- WRITTEN REQUEST -
Set the listing down again in full, word for word, with the pictures left out.

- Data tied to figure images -
* START *

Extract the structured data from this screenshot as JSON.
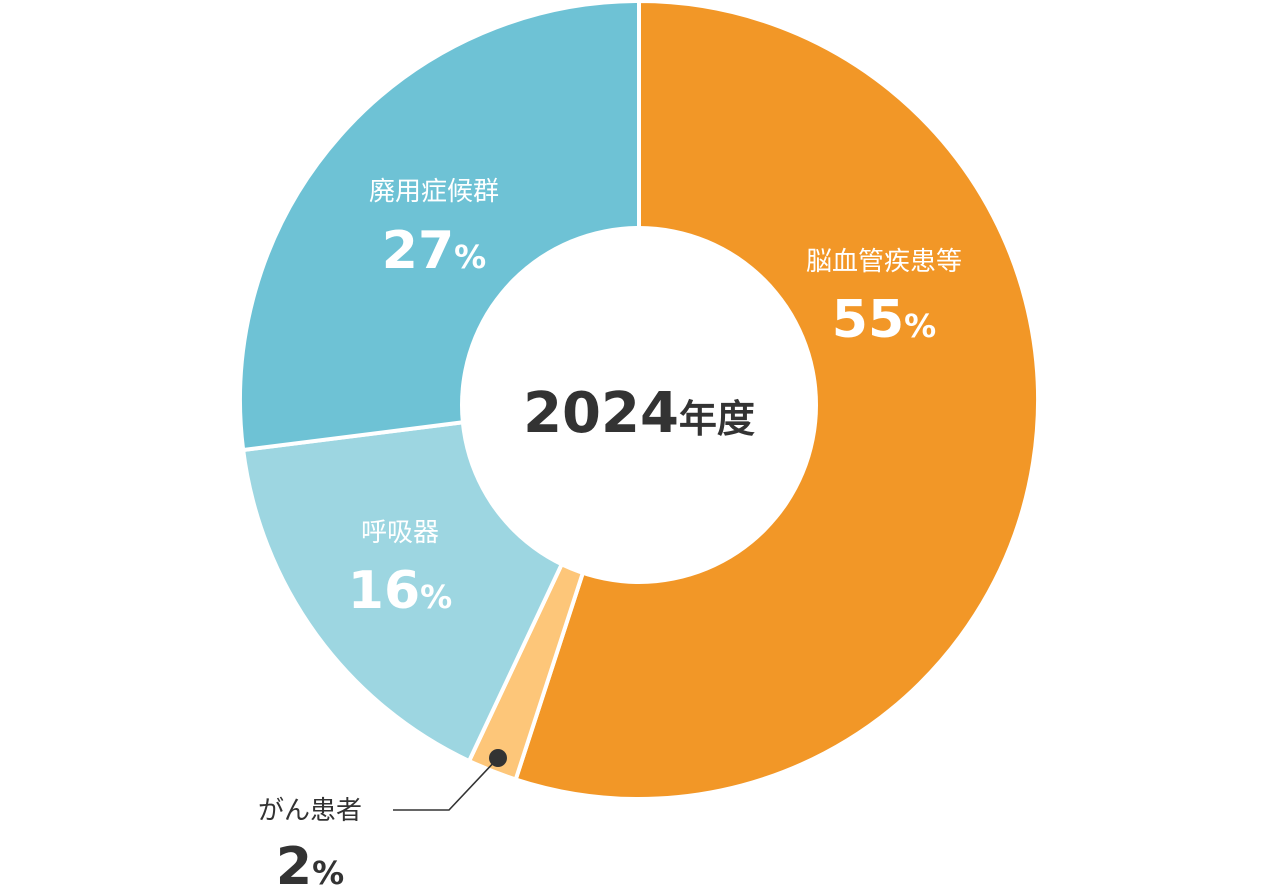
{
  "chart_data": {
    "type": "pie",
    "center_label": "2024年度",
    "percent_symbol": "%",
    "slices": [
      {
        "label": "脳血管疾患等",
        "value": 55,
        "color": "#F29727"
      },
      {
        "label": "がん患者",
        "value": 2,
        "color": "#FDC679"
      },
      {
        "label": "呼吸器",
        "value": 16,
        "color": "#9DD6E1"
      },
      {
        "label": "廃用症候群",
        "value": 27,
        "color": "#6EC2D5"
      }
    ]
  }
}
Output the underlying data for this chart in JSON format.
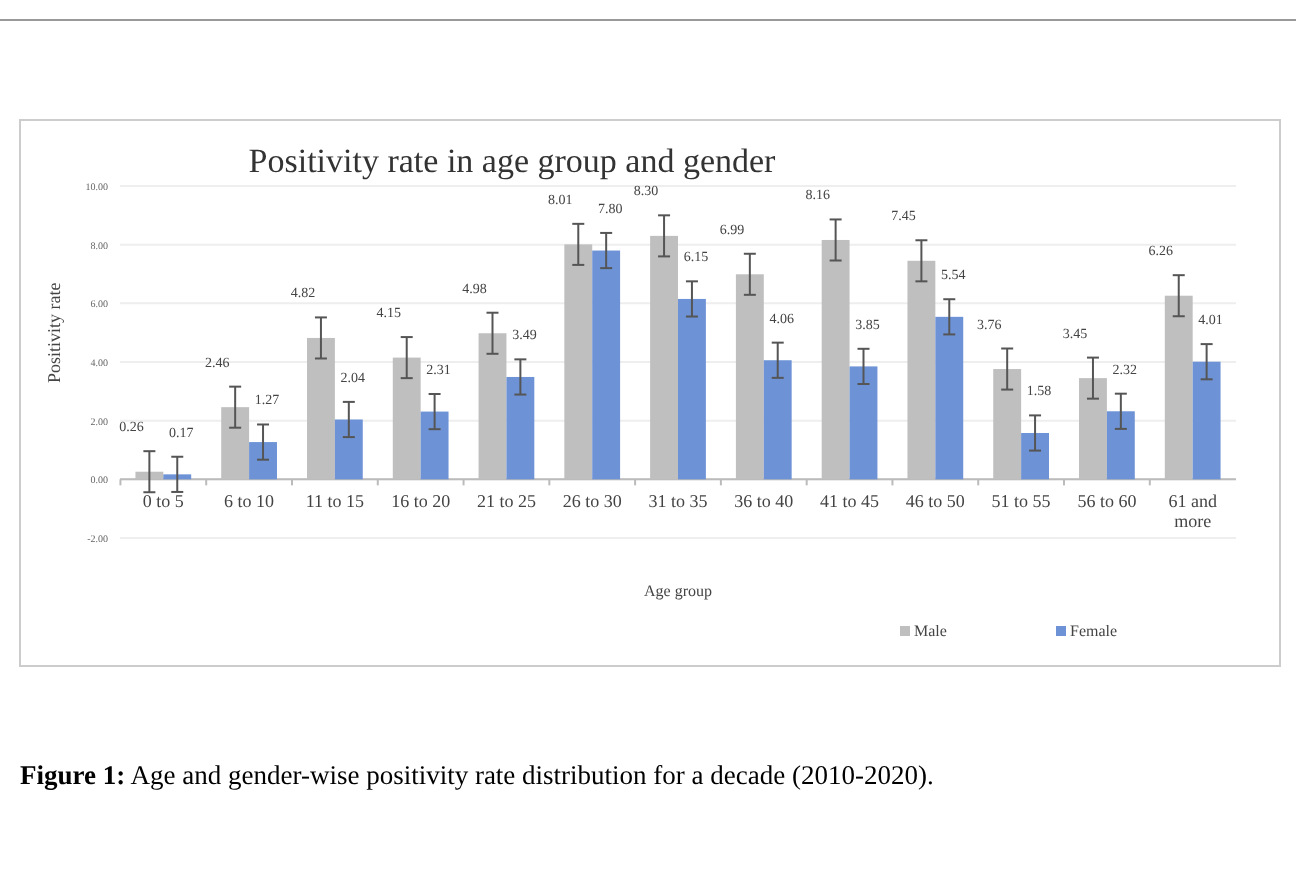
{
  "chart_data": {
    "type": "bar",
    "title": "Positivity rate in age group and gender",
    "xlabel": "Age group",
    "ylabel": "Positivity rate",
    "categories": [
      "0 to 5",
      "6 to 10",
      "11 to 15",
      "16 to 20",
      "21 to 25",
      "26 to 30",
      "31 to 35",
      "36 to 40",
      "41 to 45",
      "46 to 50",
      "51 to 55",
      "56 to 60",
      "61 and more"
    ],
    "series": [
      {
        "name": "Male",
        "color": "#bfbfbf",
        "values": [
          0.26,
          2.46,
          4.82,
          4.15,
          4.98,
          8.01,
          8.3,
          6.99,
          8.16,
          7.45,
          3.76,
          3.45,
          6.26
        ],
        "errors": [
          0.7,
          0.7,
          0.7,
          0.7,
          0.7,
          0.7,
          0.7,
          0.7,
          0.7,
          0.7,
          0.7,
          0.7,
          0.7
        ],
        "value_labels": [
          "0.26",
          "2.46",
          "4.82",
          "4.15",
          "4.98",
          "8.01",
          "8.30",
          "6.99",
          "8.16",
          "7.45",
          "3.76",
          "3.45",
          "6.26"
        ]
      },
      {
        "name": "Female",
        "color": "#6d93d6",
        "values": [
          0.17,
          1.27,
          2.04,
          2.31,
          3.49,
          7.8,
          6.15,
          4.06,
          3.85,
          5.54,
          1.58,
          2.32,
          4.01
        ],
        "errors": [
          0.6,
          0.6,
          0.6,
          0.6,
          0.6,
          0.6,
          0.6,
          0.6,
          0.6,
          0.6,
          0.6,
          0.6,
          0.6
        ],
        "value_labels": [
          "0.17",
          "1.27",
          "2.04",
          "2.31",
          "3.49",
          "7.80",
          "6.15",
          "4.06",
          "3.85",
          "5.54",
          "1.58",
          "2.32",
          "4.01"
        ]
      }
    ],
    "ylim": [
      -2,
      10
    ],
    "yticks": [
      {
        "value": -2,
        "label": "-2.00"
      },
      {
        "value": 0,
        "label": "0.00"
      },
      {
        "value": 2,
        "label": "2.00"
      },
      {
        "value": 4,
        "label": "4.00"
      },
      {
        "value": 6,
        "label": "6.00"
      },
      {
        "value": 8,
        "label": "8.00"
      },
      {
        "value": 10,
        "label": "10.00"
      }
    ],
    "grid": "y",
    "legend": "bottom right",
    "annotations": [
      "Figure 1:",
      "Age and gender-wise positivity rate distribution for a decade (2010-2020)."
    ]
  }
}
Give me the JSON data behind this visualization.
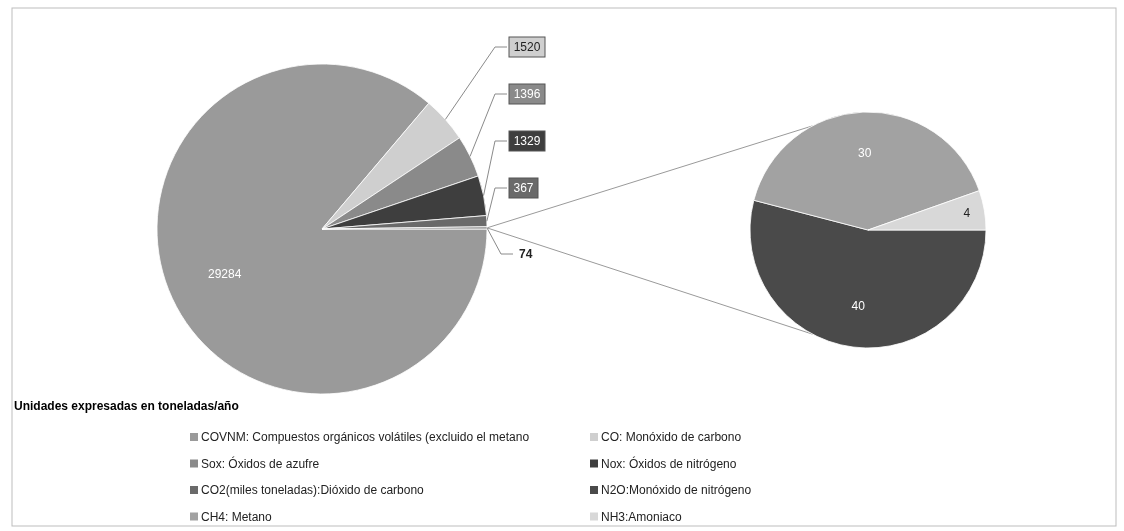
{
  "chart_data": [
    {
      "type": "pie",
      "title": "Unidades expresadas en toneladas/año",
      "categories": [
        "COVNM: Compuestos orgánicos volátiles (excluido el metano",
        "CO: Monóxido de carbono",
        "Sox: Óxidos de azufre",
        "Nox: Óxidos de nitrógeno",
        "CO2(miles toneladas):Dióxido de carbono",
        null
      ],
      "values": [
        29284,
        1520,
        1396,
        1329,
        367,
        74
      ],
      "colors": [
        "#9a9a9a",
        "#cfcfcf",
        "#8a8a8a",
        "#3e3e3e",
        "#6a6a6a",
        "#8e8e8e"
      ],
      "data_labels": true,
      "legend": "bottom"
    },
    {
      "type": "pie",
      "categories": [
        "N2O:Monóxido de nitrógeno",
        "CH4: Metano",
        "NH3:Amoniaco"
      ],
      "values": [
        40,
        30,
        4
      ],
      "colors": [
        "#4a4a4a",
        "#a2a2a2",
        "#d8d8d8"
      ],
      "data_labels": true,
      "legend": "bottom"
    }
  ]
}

* END *

- SOLUTION FOR THIS EXERCISE -
Extract the structured data from this screenshot as JSON.
{
  "chart_data": {
    "type": "pie",
    "center_label": "2024年度",
    "percent_symbol": "%",
    "slices": [
      {
        "label": "脳血管疾患等",
        "value": 55,
        "color": "#F29727"
      },
      {
        "label": "がん患者",
        "value": 2,
        "color": "#FDC679"
      },
      {
        "label": "呼吸器",
        "value": 16,
        "color": "#9DD6E1"
      },
      {
        "label": "廃用症候群",
        "value": 27,
        "color": "#6EC2D5"
      }
    ]
  }
}
Output the underlying data for this chart in JSON format.
{
  "chart_data": {
    "type": "bar",
    "title": "Positivity rate in age group and gender",
    "xlabel": "Age group",
    "ylabel": "Positivity rate",
    "categories": [
      "0 to 5",
      "6 to 10",
      "11 to 15",
      "16 to 20",
      "21 to 25",
      "26 to 30",
      "31 to 35",
      "36 to 40",
      "41 to 45",
      "46 to 50",
      "51 to 55",
      "56 to 60",
      "61 and more"
    ],
    "series": [
      {
        "name": "Male",
        "color": "#bfbfbf",
        "values": [
          0.26,
          2.46,
          4.82,
          4.15,
          4.98,
          8.01,
          8.3,
          6.99,
          8.16,
          7.45,
          3.76,
          3.45,
          6.26
        ],
        "errors": [
          0.7,
          0.7,
          0.7,
          0.7,
          0.7,
          0.7,
          0.7,
          0.7,
          0.7,
          0.7,
          0.7,
          0.7,
          0.7
        ],
        "value_labels": [
          "0.26",
          "2.46",
          "4.82",
          "4.15",
          "4.98",
          "8.01",
          "8.30",
          "6.99",
          "8.16",
          "7.45",
          "3.76",
          "3.45",
          "6.26"
        ]
      },
      {
        "name": "Female",
        "color": "#6d93d6",
        "values": [
          0.17,
          1.27,
          2.04,
          2.31,
          3.49,
          7.8,
          6.15,
          4.06,
          3.85,
          5.54,
          1.58,
          2.32,
          4.01
        ],
        "errors": [
          0.6,
          0.6,
          0.6,
          0.6,
          0.6,
          0.6,
          0.6,
          0.6,
          0.6,
          0.6,
          0.6,
          0.6,
          0.6
        ],
        "value_labels": [
          "0.17",
          "1.27",
          "2.04",
          "2.31",
          "3.49",
          "7.80",
          "6.15",
          "4.06",
          "3.85",
          "5.54",
          "1.58",
          "2.32",
          "4.01"
        ]
      }
    ],
    "ylim": [
      -2,
      10
    ],
    "yticks": [
      {
        "value": -2,
        "label": "-2.00"
      },
      {
        "value": 0,
        "label": "0.00"
      },
      {
        "value": 2,
        "label": "2.00"
      },
      {
        "value": 4,
        "label": "4.00"
      },
      {
        "value": 6,
        "label": "6.00"
      },
      {
        "value": 8,
        "label": "8.00"
      },
      {
        "value": 10,
        "label": "10.00"
      }
    ],
    "grid": "y",
    "legend": "bottom right",
    "annotations": [
      "Figure 1:",
      "Age and gender-wise positivity rate distribution for a decade (2010-2020)."
    ]
  }
}
Give me the JSON data behind this visualization.
{
  "chart_data": [
    {
      "type": "pie",
      "title": "Unidades expresadas en toneladas/año",
      "categories": [
        "COVNM: Compuestos orgánicos volátiles (excluido el metano",
        "CO: Monóxido de carbono",
        "Sox: Óxidos de azufre",
        "Nox: Óxidos de nitrógeno",
        "CO2(miles toneladas):Dióxido de carbono",
        null
      ],
      "values": [
        29284,
        1520,
        1396,
        1329,
        367,
        74
      ],
      "colors": [
        "#9a9a9a",
        "#cfcfcf",
        "#8a8a8a",
        "#3e3e3e",
        "#6a6a6a",
        "#8e8e8e"
      ],
      "data_labels": true,
      "legend": "bottom"
    },
    {
      "type": "pie",
      "categories": [
        "N2O:Monóxido de nitrógeno",
        "CH4: Metano",
        "NH3:Amoniaco"
      ],
      "values": [
        40,
        30,
        4
      ],
      "colors": [
        "#4a4a4a",
        "#a2a2a2",
        "#d8d8d8"
      ],
      "data_labels": true,
      "legend": "bottom"
    }
  ]
}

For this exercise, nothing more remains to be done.